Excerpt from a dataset
>>>>

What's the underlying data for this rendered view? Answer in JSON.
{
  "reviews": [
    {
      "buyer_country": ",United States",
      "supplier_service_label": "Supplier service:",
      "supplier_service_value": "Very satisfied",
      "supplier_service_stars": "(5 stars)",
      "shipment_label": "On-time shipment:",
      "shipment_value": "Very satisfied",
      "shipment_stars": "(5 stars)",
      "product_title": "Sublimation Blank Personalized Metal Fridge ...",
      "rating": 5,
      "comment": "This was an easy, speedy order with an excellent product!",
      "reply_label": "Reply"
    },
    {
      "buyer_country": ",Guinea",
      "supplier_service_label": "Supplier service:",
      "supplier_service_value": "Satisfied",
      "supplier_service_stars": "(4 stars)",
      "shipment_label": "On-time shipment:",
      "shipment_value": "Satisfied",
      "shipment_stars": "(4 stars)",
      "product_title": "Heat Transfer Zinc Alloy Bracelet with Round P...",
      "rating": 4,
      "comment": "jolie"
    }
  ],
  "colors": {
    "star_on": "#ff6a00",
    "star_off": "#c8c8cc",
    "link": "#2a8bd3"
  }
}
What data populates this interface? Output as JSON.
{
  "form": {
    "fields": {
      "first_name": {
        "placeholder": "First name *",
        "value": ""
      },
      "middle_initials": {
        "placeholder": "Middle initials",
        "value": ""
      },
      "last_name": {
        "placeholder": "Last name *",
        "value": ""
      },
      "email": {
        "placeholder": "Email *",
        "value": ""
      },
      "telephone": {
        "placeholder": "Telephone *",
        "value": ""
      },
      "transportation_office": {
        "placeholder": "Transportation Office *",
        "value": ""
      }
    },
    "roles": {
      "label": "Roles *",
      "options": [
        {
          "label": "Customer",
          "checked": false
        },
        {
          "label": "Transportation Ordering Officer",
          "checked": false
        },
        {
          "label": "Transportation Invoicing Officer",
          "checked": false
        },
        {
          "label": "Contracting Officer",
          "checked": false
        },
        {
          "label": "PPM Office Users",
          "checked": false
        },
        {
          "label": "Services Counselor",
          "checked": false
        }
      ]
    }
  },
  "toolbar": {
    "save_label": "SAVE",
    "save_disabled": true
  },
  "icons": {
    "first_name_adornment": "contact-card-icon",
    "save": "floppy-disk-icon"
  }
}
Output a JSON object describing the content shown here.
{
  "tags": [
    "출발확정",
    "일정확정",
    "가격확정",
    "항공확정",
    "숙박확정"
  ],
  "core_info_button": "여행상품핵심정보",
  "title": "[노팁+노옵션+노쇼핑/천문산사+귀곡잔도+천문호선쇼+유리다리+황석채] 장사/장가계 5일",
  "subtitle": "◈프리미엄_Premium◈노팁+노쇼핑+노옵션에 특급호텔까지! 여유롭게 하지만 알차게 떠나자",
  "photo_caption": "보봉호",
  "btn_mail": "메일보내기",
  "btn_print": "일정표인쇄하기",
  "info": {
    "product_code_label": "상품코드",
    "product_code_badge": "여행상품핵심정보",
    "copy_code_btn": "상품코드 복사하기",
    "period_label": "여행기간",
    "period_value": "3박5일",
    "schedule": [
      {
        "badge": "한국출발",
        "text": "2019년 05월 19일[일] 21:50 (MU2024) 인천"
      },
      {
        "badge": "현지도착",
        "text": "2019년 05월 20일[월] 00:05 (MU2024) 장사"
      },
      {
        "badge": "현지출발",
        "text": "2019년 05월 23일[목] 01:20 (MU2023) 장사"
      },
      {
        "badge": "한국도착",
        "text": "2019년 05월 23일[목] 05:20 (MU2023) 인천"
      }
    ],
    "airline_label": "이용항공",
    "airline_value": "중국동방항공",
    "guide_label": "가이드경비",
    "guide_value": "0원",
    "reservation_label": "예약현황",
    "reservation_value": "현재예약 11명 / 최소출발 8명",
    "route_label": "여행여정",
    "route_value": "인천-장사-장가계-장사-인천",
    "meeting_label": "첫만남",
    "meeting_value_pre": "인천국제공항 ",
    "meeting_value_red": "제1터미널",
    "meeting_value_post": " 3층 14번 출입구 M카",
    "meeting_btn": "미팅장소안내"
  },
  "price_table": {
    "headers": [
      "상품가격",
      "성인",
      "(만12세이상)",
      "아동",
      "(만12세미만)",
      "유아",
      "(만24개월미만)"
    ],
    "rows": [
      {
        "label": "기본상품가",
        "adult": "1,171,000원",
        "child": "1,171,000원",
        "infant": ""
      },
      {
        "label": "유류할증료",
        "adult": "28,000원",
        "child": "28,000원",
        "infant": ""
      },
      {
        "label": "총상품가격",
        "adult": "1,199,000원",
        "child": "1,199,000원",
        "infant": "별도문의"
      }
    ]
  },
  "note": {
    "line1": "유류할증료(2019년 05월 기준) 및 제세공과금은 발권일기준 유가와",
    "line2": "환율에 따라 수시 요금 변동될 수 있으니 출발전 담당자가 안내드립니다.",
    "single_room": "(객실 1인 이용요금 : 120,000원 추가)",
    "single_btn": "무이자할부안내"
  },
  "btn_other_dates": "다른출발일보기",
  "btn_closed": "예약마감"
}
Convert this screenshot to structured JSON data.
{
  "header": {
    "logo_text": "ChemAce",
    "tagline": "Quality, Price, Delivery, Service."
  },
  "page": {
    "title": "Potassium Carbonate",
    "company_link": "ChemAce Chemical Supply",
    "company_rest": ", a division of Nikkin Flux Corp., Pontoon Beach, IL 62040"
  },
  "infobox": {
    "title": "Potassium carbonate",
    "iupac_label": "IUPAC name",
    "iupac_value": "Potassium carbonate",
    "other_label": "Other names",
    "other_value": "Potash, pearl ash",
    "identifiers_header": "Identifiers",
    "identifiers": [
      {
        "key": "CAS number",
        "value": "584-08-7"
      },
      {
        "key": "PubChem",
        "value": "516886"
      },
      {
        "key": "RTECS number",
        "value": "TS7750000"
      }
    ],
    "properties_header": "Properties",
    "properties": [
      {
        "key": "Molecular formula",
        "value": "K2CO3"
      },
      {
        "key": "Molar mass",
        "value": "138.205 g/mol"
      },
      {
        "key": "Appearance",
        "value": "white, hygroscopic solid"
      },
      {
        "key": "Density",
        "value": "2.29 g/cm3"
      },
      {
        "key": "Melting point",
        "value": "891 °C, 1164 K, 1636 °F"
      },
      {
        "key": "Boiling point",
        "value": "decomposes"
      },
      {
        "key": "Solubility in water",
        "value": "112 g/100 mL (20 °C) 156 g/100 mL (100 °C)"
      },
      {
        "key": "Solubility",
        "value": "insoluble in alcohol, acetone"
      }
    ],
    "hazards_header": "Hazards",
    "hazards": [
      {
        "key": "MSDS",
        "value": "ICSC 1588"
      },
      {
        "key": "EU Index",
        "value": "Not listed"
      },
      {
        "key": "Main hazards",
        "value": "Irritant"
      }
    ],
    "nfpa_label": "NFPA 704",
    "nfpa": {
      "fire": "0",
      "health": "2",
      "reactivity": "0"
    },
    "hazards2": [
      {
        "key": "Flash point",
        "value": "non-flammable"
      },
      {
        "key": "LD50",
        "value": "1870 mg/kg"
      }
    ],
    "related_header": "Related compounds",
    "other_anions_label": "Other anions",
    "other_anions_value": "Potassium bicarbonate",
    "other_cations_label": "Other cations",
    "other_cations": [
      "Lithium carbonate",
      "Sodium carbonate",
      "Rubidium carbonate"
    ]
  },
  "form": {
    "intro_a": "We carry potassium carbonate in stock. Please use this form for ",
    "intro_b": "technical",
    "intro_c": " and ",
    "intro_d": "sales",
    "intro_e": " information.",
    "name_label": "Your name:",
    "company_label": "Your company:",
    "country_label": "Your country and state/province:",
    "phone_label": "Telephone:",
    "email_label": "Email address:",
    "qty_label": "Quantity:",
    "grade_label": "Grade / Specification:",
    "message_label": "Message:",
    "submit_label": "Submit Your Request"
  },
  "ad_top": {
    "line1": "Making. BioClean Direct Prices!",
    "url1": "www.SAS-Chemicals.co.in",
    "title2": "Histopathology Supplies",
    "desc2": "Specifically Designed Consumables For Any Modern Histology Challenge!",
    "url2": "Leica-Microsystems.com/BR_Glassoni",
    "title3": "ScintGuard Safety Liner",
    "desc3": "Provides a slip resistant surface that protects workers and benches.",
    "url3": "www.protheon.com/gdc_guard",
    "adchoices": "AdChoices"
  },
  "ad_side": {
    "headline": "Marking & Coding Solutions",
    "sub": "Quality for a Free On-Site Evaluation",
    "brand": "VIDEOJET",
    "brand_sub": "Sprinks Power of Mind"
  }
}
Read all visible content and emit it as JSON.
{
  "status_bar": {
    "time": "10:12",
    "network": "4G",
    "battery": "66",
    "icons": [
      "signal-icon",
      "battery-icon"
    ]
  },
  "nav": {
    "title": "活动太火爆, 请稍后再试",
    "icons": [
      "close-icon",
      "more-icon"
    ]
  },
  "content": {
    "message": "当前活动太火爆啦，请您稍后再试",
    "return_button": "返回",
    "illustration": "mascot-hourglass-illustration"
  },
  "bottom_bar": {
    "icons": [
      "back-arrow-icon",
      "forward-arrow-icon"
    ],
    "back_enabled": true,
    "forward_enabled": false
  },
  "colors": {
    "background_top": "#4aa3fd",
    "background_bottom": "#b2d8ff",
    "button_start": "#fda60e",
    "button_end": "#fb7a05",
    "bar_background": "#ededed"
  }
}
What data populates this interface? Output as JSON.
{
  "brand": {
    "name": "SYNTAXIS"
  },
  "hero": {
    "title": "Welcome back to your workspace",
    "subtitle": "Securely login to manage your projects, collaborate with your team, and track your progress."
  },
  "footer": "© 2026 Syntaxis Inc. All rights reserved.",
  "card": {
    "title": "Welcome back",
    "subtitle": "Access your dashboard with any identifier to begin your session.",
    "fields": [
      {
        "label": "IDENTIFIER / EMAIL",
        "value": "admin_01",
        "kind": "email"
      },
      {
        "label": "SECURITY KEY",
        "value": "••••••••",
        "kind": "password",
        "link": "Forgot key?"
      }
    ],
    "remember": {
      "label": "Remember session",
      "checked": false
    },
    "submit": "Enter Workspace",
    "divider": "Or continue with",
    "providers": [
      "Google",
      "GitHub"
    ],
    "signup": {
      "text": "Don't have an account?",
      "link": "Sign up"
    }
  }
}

<<<<

What the exercise asks = Your answer should be a single number: the count of lines containing the word "Quality".

Finished answer = 2